- TO BE DONE -
Every entry should be repeated exactly. Omit the pictures.

- RECORD LIST -
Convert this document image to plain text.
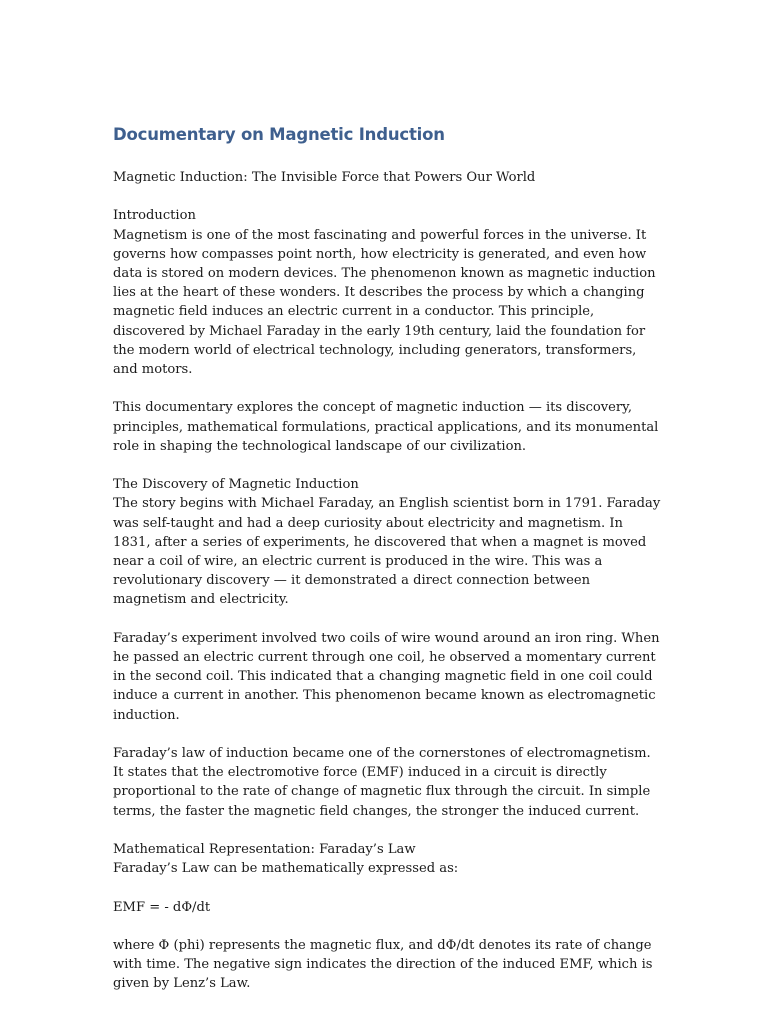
Documentary on Magnetic Induction

Magnetic Induction: The Invisible Force that Powers Our World

Introduction
Magnetism is one of the most fascinating and powerful forces in the universe. It governs how compasses point north, how electricity is generated, and even how data is stored on modern devices. The phenomenon known as magnetic induction lies at the heart of these wonders. It describes the process by which a changing magnetic field induces an electric current in a conductor. This principle, discovered by Michael Faraday in the early 19th century, laid the foundation for the modern world of electrical technology, including generators, transformers, and motors.

This documentary explores the concept of magnetic induction — its discovery, principles, mathematical formulations, practical applications, and its monumental role in shaping the technological landscape of our civilization.

The Discovery of Magnetic Induction
The story begins with Michael Faraday, an English scientist born in 1791. Faraday was self-taught and had a deep curiosity about electricity and magnetism. In 1831, after a series of experiments, he discovered that when a magnet is moved near a coil of wire, an electric current is produced in the wire. This was a revolutionary discovery — it demonstrated a direct connection between magnetism and electricity.

Faraday’s experiment involved two coils of wire wound around an iron ring. When he passed an electric current through one coil, he observed a momentary current in the second coil. This indicated that a changing magnetic field in one coil could induce a current in another. This phenomenon became known as electromagnetic induction.

Faraday’s law of induction became one of the cornerstones of electromagnetism. It states that the electromotive force (EMF) induced in a circuit is directly proportional to the rate of change of magnetic flux through the circuit. In simple terms, the faster the magnetic field changes, the stronger the induced current.

Mathematical Representation: Faraday’s Law
Faraday’s Law can be mathematically expressed as:

EMF = - dΦ/dt

where Φ (phi) represents the magnetic flux, and dΦ/dt denotes its rate of change with time. The negative sign indicates the direction of the induced EMF, which is given by Lenz’s Law.
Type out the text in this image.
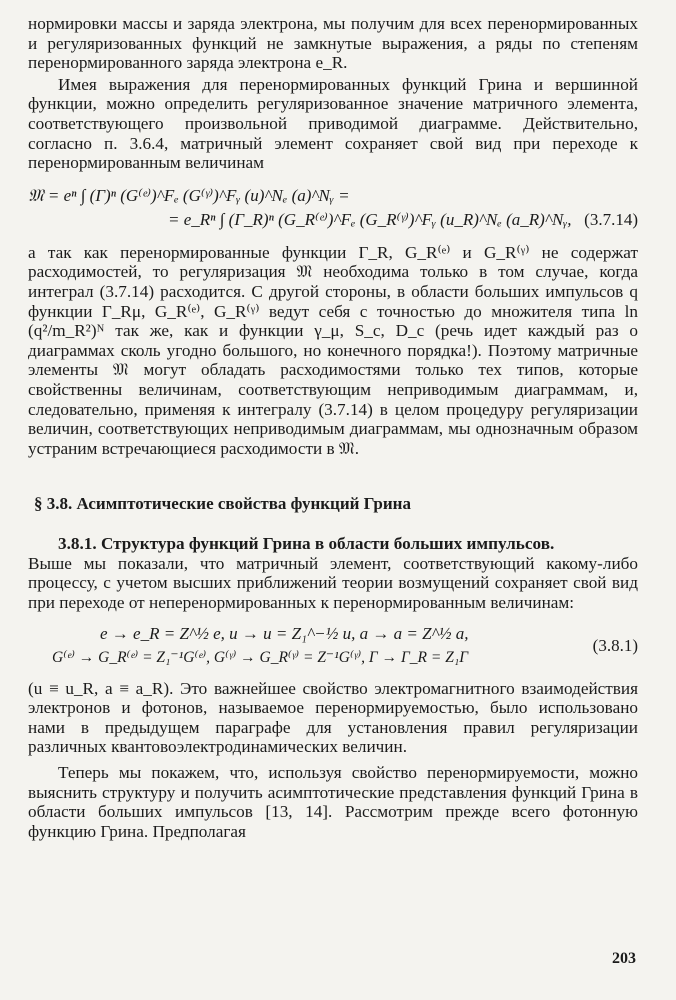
нормировки массы и заряда электрона, мы получим для всех перенормированных и регуляризованных функций не замкнутые выражения, а ряды по степеням перенормированного заряда электрона e_R.

Имея выражения для перенормированных функций Грина и вершинной функции, можно определить регуляризованное значение матричного элемента, соответствующего произвольной приводимой диаграмме. Действительно, согласно п. 3.6.4, матричный элемент сохраняет свой вид при переходе к перенормированным величинам

𝔐 = eⁿ ∫ (Γ)ⁿ (G⁽ᵉ⁾)^Fₑ (G⁽ᵞ⁾)^Fᵧ (u)^Nₑ (a)^Nᵧ =
= e_Rⁿ ∫ (Γ_R)ⁿ (G_R⁽ᵉ⁾)^Fₑ (G_R⁽ᵞ⁾)^Fᵧ (u_R)^Nₑ (a_R)^Nᵧ, (3.7.14)

а так как перенормированные функции Γ_R, G_R⁽ᵉ⁾ и G_R⁽ᵞ⁾ не содержат расходимостей, то регуляризация 𝔐 необходима только в том случае, когда интеграл (3.7.14) расходится. С другой стороны, в области больших импульсов q функции Γ_Rμ, G_R⁽ᵉ⁾, G_R⁽ᵞ⁾ ведут себя с точностью до множителя типа ln (q²/m_R²)ᴺ так же, как и функции γ_μ, S_c, D_c (речь идет каждый раз о диаграммах сколь угодно большого, но конечного порядка!). Поэтому матричные элементы 𝔐 могут обладать расходимостями только тех типов, которые свойственны величинам, соответствующим неприводимым диаграммам, и, следовательно, применяя к интегралу (3.7.14) в целом процедуру регуляризации величин, соответствующих неприводимым диаграммам, мы однозначным образом устраним встречающиеся расходимости в 𝔐.

§ 3.8. Асимптотические свойства функций Грина

3.8.1. Структура функций Грина в области больших импульсов.

Выше мы показали, что матричный элемент, соответствующий какому-либо процессу, с учетом высших приближений теории возмущений сохраняет свой вид при переходе от неперенормированных к перенормированным величинам:

e → e_R = Z^½ e, u → u = Z₁^−½ u, a → a = Z^½ a,
G⁽ᵉ⁾ → G_R⁽ᵉ⁾ = Z₁⁻¹G⁽ᵉ⁾, G⁽ᵞ⁾ → G_R⁽ᵞ⁾ = Z⁻¹G⁽ᵞ⁾, Γ → Γ_R = Z₁Γ
(3.8.1)

(u ≡ u_R, a ≡ a_R). Это важнейшее свойство электромагнитного взаимодействия электронов и фотонов, называемое перенормируемостью, было использовано нами в предыдущем параграфе для установления правил регуляризации различных квантовоэлектродинамических величин.

Теперь мы покажем, что, используя свойство перенормируемости, можно выяснить структуру и получить асимптотические представления функций Грина в области больших импульсов [13, 14]. Рассмотрим прежде всего фотонную функцию Грина. Предполагая

203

- RESPONSE FOR THIS EXERCISE -
Convert this document image to plain text.
Documentary on Magnetic Induction

Magnetic Induction: The Invisible Force that Powers Our World

Introduction
Magnetism is one of the most fascinating and powerful forces in the universe. It governs how compasses point north, how electricity is generated, and even how data is stored on modern devices. The phenomenon known as magnetic induction lies at the heart of these wonders. It describes the process by which a changing magnetic field induces an electric current in a conductor. This principle, discovered by Michael Faraday in the early 19th century, laid the foundation for the modern world of electrical technology, including generators, transformers, and motors.

This documentary explores the concept of magnetic induction — its discovery, principles, mathematical formulations, practical applications, and its monumental role in shaping the technological landscape of our civilization.

The Discovery of Magnetic Induction
The story begins with Michael Faraday, an English scientist born in 1791. Faraday was self-taught and had a deep curiosity about electricity and magnetism. In 1831, after a series of experiments, he discovered that when a magnet is moved near a coil of wire, an electric current is produced in the wire. This was a revolutionary discovery — it demonstrated a direct connection between magnetism and electricity.

Faraday’s experiment involved two coils of wire wound around an iron ring. When he passed an electric current through one coil, he observed a momentary current in the second coil. This indicated that a changing magnetic field in one coil could induce a current in another. This phenomenon became known as electromagnetic induction.

Faraday’s law of induction became one of the cornerstones of electromagnetism. It states that the electromotive force (EMF) induced in a circuit is directly proportional to the rate of change of magnetic flux through the circuit. In simple terms, the faster the magnetic field changes, the stronger the induced current.

Mathematical Representation: Faraday’s Law
Faraday’s Law can be mathematically expressed as:

EMF = - dΦ/dt

where Φ (phi) represents the magnetic flux, and dΦ/dt denotes its rate of change with time. The negative sign indicates the direction of the induced EMF, which is given by Lenz’s Law.
Type out the text in this image.
нормировки массы и заряда электрона, мы получим для всех перенормированных и регуляризованных функций не замкнутые выражения, а ряды по степеням перенормированного заряда электрона e_R.

Имея выражения для перенормированных функций Грина и вершинной функции, можно определить регуляризованное значение матричного элемента, соответствующего произвольной приводимой диаграмме. Действительно, согласно п. 3.6.4, матричный элемент сохраняет свой вид при переходе к перенормированным величинам

𝔐 = eⁿ ∫ (Γ)ⁿ (G⁽ᵉ⁾)^Fₑ (G⁽ᵞ⁾)^Fᵧ (u)^Nₑ (a)^Nᵧ =
= e_Rⁿ ∫ (Γ_R)ⁿ (G_R⁽ᵉ⁾)^Fₑ (G_R⁽ᵞ⁾)^Fᵧ (u_R)^Nₑ (a_R)^Nᵧ, (3.7.14)

а так как перенормированные функции Γ_R, G_R⁽ᵉ⁾ и G_R⁽ᵞ⁾ не содержат расходимостей, то регуляризация 𝔐 необходима только в том случае, когда интеграл (3.7.14) расходится. С другой стороны, в области больших импульсов q функции Γ_Rμ, G_R⁽ᵉ⁾, G_R⁽ᵞ⁾ ведут себя с точностью до множителя типа ln (q²/m_R²)ᴺ так же, как и функции γ_μ, S_c, D_c (речь идет каждый раз о диаграммах сколь угодно большого, но конечного порядка!). Поэтому матричные элементы 𝔐 могут обладать расходимостями только тех типов, которые свойственны величинам, соответствующим неприводимым диаграммам, и, следовательно, применяя к интегралу (3.7.14) в целом процедуру регуляризации величин, соответствующих неприводимым диаграммам, мы однозначным образом устраним встречающиеся расходимости в 𝔐.

§ 3.8. Асимптотические свойства функций Грина

3.8.1. Структура функций Грина в области больших импульсов.

Выше мы показали, что матричный элемент, соответствующий какому-либо процессу, с учетом высших приближений теории возмущений сохраняет свой вид при переходе от неперенормированных к перенормированным величинам:

e → e_R = Z^½ e, u → u = Z₁^−½ u, a → a = Z^½ a,
G⁽ᵉ⁾ → G_R⁽ᵉ⁾ = Z₁⁻¹G⁽ᵉ⁾, G⁽ᵞ⁾ → G_R⁽ᵞ⁾ = Z⁻¹G⁽ᵞ⁾, Γ → Γ_R = Z₁Γ
(3.8.1)

(u ≡ u_R, a ≡ a_R). Это важнейшее свойство электромагнитного взаимодействия электронов и фотонов, называемое перенормируемостью, было использовано нами в предыдущем параграфе для установления правил регуляризации различных квантовоэлектродинамических величин.

Теперь мы покажем, что, используя свойство перенормируемости, можно выяснить структуру и получить асимптотические представления функций Грина в области больших импульсов [13, 14]. Рассмотрим прежде всего фотонную функцию Грина. Предполагая

203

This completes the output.